» GOAL OF THE EXERCISE
Pull every line containing the word "days" from the records.

» DATASET ENTRIES
::::::::::

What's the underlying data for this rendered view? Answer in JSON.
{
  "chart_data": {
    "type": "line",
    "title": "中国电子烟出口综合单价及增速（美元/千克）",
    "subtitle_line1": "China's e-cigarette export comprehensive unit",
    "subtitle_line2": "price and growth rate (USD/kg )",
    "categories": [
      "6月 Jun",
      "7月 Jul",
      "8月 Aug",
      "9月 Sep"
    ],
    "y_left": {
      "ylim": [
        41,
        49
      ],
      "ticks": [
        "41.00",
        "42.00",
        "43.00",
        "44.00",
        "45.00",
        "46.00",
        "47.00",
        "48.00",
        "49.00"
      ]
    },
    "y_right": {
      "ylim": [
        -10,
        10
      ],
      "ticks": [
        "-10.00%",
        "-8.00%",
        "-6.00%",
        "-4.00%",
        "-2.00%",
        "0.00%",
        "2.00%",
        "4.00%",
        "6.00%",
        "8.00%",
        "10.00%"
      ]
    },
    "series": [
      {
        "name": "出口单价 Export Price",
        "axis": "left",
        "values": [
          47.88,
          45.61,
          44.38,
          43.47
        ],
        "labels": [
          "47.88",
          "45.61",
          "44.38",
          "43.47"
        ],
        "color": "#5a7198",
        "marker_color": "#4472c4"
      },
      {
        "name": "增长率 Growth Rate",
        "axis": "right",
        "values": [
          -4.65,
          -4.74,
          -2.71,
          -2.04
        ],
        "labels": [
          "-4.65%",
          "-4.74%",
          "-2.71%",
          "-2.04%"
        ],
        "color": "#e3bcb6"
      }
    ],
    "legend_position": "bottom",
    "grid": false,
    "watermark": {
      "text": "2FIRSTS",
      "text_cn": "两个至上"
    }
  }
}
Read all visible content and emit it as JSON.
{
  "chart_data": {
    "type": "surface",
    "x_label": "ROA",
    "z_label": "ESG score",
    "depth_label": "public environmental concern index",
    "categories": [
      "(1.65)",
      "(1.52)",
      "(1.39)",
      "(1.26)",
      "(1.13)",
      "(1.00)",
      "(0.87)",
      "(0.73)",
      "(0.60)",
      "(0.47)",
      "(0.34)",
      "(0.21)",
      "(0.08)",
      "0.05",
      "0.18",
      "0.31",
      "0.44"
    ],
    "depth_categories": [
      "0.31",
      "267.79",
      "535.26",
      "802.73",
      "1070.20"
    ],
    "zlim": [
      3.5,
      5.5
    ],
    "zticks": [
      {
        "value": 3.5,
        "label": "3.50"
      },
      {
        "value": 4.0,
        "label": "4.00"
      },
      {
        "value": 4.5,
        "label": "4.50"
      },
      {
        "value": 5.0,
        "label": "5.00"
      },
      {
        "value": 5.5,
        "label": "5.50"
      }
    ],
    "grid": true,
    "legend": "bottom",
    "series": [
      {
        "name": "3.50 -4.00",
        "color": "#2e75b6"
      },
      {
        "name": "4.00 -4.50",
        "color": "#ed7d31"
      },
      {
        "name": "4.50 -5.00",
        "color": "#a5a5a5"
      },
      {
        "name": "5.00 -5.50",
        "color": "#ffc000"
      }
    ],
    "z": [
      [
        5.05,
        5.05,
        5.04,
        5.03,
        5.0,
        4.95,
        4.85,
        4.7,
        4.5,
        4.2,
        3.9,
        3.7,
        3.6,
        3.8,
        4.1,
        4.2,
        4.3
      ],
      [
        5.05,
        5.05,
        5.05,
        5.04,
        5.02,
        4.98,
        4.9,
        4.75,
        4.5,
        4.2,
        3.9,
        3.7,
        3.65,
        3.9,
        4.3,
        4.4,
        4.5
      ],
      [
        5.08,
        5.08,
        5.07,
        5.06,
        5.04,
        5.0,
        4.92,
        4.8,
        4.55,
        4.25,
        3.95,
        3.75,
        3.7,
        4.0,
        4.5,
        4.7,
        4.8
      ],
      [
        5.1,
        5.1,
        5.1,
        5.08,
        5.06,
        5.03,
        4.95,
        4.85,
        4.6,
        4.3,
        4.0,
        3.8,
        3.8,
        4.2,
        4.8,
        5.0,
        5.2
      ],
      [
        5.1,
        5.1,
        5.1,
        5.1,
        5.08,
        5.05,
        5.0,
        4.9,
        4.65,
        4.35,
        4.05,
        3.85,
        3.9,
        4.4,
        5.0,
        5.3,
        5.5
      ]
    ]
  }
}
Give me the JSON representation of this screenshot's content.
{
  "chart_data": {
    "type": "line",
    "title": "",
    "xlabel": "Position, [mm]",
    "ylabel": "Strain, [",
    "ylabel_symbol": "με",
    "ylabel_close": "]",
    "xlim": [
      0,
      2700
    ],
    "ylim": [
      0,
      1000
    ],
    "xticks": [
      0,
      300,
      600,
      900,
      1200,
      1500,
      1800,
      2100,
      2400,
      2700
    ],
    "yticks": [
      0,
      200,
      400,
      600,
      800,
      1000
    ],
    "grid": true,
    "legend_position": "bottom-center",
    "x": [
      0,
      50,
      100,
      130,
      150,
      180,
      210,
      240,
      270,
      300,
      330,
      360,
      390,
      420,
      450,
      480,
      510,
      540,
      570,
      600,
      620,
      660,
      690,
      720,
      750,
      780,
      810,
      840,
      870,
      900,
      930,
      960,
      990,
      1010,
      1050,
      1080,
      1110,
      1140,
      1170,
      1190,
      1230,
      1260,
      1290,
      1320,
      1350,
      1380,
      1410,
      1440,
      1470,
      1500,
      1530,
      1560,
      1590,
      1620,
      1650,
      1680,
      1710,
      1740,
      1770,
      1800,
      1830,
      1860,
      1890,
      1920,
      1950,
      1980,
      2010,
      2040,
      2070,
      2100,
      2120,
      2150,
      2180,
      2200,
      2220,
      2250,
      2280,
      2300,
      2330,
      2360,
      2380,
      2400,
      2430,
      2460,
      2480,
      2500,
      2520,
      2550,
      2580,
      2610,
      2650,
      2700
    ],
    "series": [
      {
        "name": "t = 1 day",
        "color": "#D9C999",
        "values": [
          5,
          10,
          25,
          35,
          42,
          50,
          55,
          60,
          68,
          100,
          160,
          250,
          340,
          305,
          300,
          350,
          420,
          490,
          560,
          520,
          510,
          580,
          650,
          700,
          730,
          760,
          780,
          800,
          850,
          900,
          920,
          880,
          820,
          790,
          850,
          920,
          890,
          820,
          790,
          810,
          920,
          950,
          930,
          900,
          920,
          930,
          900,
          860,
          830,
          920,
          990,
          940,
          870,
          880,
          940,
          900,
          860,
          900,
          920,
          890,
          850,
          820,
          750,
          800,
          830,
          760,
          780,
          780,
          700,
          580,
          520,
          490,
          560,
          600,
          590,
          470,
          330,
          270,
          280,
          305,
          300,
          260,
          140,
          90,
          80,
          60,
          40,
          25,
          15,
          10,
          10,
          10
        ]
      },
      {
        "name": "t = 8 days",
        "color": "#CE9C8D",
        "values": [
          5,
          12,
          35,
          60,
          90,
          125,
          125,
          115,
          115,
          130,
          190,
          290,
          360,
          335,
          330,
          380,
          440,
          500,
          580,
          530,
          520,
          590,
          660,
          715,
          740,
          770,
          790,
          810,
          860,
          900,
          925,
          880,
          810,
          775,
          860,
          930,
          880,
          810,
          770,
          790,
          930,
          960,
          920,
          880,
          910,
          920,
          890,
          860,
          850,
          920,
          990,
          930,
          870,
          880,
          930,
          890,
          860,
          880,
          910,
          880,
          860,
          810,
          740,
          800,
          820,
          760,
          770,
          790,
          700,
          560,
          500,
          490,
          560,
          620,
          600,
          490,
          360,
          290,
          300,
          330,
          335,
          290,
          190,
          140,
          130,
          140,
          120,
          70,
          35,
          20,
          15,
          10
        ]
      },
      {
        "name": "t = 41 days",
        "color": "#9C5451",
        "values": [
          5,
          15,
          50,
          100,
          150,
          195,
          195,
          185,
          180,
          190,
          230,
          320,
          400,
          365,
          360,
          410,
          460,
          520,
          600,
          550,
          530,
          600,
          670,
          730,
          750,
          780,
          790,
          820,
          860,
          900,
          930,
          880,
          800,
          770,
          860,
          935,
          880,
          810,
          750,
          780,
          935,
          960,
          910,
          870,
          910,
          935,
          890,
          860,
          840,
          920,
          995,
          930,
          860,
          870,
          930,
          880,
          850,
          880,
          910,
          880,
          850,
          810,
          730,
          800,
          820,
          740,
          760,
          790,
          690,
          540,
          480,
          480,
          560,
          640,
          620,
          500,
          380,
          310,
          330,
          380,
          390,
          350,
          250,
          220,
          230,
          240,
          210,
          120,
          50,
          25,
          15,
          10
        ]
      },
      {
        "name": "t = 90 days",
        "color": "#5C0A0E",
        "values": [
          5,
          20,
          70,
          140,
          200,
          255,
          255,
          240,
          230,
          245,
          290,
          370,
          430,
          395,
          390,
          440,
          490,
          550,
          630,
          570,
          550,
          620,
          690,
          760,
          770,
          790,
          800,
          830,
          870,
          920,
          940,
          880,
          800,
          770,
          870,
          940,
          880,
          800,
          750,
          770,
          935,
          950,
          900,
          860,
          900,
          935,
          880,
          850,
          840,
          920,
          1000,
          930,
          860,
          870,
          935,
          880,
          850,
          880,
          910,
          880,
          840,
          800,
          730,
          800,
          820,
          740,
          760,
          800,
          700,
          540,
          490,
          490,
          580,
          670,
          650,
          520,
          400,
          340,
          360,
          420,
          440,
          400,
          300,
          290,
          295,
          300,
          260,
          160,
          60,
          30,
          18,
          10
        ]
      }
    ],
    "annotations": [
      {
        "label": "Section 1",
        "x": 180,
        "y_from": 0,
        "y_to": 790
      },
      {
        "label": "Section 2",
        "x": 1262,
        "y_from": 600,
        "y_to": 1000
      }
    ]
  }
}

::::::::::

» EXERCISE SOLUTION
        "name": "t = 8 days",
        "name": "t = 41 days",
        "name": "t = 90 days",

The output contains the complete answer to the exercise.